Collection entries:
*****

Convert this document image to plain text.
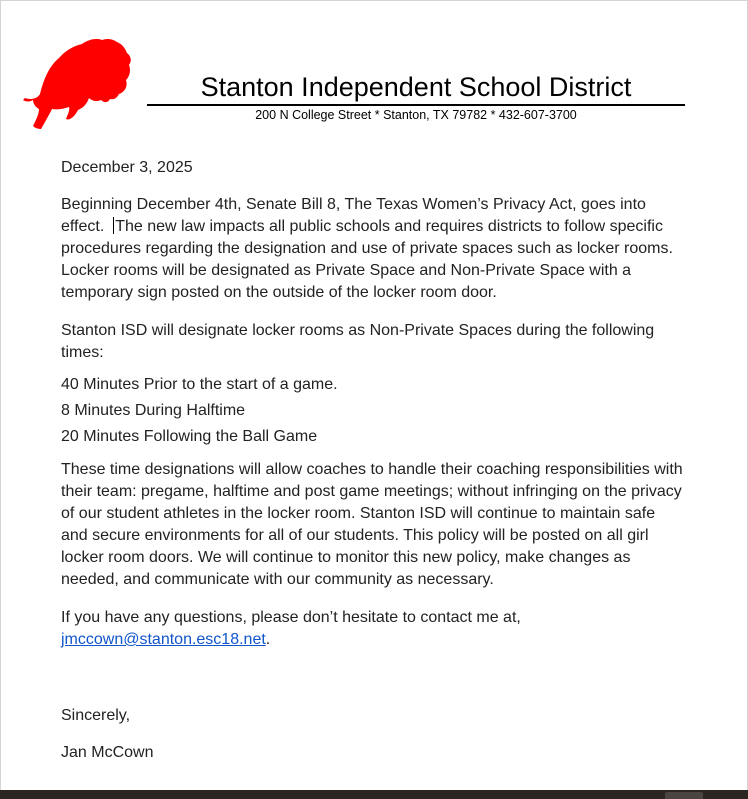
Stanton Independent School District
200 N College Street * Stanton, TX 79782 * 432-607-3700
December 3, 2025
Beginning December 4th, Senate Bill 8, The Texas Women’s Privacy Act, goes into
effect.  The new law impacts all public schools and requires districts to follow specific
procedures regarding the designation and use of private spaces such as locker rooms.
Locker rooms will be designated as Private Space and Non-Private Space with a
temporary sign posted on the outside of the locker room door.
Stanton ISD will designate locker rooms as Non-Private Spaces during the following
times:
40 Minutes Prior to the start of a game.
8 Minutes During Halftime
20 Minutes Following the Ball Game
These time designations will allow coaches to handle their coaching responsibilities with
their team: pregame, halftime and post game meetings; without infringing on the privacy
of our student athletes in the locker room. Stanton ISD will continue to maintain safe
and secure environments for all of our students. This policy will be posted on all girl
locker room doors. We will continue to monitor this new policy, make changes as
needed, and communicate with our community as necessary.
If you have any questions, please don’t hesitate to contact me at,
jmccown@stanton.esc18.net.
Sincerely,
Jan McCown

*****

REQUIRED TASK:
Repeat the data exactly, dropping every picture it holds.

WRITTEN ANSWER:
Convert this document image to plain text.
Stanton Independent School District
200 N College Street * Stanton, TX 79782 * 432-607-3700
December 3, 2025
Beginning December 4th, Senate Bill 8, The Texas Women’s Privacy Act, goes into
effect.  The new law impacts all public schools and requires districts to follow specific
procedures regarding the designation and use of private spaces such as locker rooms.
Locker rooms will be designated as Private Space and Non-Private Space with a
temporary sign posted on the outside of the locker room door.
Stanton ISD will designate locker rooms as Non-Private Spaces during the following
times:
40 Minutes Prior to the start of a game.
8 Minutes During Halftime
20 Minutes Following the Ball Game
These time designations will allow coaches to handle their coaching responsibilities with
their team: pregame, halftime and post game meetings; without infringing on the privacy
of our student athletes in the locker room. Stanton ISD will continue to maintain safe
and secure environments for all of our students. This policy will be posted on all girl
locker room doors. We will continue to monitor this new policy, make changes as
needed, and communicate with our community as necessary.
If you have any questions, please don’t hesitate to contact me at,
jmccown@stanton.esc18.net.
Sincerely,
Jan McCown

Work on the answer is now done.